#### [Task to complete]
Which of the lines below holds the string "Lymphocyte"? Copy every line that does.

Exercise materials START

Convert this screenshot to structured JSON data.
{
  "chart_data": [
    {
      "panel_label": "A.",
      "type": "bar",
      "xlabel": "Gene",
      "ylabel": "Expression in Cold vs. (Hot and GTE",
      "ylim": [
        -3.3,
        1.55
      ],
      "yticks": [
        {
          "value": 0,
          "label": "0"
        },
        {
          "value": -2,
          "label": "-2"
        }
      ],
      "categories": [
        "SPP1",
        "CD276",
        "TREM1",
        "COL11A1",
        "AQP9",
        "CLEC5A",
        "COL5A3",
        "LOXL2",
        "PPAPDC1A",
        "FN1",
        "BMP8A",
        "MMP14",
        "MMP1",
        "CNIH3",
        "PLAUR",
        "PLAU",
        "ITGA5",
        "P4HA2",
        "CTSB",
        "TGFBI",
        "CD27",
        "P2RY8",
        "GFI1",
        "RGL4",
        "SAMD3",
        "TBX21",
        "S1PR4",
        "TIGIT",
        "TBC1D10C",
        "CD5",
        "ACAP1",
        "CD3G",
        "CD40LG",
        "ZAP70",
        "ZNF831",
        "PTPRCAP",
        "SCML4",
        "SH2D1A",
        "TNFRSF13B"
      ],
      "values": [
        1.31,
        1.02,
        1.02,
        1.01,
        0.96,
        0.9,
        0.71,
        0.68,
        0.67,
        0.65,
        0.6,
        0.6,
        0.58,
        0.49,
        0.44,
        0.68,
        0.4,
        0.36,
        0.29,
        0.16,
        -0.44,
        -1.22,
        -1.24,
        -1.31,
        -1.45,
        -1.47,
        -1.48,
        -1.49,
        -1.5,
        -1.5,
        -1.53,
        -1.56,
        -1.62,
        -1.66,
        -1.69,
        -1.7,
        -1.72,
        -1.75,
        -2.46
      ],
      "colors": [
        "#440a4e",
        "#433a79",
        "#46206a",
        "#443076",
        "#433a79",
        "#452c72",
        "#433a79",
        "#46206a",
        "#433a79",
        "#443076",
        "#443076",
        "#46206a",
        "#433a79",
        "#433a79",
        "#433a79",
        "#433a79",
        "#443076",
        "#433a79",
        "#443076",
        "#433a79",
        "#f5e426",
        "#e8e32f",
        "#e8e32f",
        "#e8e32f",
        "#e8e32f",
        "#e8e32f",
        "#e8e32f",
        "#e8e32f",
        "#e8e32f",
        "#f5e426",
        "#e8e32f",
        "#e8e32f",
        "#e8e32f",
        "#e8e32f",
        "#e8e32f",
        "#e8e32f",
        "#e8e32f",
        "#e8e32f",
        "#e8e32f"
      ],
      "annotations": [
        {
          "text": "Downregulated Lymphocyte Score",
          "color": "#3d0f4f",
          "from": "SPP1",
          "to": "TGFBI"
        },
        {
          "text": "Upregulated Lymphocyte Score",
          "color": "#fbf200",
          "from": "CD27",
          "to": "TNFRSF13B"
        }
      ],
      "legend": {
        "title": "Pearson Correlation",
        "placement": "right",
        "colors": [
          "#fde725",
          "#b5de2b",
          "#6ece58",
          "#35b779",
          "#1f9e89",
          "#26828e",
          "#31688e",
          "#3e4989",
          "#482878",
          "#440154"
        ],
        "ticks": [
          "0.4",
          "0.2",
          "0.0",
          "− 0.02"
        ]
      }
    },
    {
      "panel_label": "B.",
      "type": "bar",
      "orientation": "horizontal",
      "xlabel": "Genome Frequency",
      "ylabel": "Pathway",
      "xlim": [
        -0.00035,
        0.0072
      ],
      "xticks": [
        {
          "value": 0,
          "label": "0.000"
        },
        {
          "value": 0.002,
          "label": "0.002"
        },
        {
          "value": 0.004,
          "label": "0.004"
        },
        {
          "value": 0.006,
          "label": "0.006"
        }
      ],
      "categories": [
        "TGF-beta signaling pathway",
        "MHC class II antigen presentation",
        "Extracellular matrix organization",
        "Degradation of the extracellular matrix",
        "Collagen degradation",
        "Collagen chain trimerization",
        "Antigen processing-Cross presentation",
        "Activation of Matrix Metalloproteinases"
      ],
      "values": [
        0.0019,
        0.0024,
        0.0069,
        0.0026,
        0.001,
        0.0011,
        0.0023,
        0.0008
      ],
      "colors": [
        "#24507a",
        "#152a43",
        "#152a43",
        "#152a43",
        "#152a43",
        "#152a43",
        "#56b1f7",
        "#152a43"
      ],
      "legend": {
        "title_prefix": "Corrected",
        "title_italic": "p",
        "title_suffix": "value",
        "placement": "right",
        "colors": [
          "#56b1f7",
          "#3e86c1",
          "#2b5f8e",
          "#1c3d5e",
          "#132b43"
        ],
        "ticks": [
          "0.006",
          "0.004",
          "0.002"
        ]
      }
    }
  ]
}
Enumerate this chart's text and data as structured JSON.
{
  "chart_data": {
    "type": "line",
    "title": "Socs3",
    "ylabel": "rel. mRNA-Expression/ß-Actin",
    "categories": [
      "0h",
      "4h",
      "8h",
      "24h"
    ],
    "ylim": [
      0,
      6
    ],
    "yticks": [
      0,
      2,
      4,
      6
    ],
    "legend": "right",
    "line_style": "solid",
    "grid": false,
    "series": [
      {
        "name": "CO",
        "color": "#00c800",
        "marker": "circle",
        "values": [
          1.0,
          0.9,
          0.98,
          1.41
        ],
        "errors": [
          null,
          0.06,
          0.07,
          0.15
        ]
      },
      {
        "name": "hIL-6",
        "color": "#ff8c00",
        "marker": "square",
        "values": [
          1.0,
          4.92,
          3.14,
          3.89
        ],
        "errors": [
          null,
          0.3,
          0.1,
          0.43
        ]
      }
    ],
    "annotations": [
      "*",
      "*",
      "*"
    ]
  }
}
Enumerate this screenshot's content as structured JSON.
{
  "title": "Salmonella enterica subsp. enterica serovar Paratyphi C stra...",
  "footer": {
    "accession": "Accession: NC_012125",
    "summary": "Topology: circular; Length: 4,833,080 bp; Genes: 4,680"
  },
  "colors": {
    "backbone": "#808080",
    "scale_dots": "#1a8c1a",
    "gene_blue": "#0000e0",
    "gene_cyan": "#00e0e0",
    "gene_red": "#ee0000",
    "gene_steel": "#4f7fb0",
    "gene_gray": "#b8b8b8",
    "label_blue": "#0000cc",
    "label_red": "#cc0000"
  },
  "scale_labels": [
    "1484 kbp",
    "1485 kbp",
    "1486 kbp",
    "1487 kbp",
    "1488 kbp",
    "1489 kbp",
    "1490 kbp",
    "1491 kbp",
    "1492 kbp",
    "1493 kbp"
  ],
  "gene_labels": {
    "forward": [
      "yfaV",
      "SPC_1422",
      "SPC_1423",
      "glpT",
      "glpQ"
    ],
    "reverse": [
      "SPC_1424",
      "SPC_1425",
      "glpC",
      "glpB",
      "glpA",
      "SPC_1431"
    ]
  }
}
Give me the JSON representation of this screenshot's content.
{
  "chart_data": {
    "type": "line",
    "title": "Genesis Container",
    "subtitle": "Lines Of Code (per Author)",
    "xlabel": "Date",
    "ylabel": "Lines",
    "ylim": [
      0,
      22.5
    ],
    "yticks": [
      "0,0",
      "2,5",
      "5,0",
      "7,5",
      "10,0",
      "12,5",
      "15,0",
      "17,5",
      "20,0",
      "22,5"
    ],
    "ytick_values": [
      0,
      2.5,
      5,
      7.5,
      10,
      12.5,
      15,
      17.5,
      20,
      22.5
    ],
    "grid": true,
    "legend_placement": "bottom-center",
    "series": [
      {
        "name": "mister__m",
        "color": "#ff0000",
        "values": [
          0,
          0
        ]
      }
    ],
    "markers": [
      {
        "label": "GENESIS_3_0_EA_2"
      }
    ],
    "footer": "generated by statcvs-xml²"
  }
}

Exercise materials END

#### [Solution to this exercise]
          "text": "Downregulated Lymphocyte Score",
          "text": "Upregulated Lymphocyte Score",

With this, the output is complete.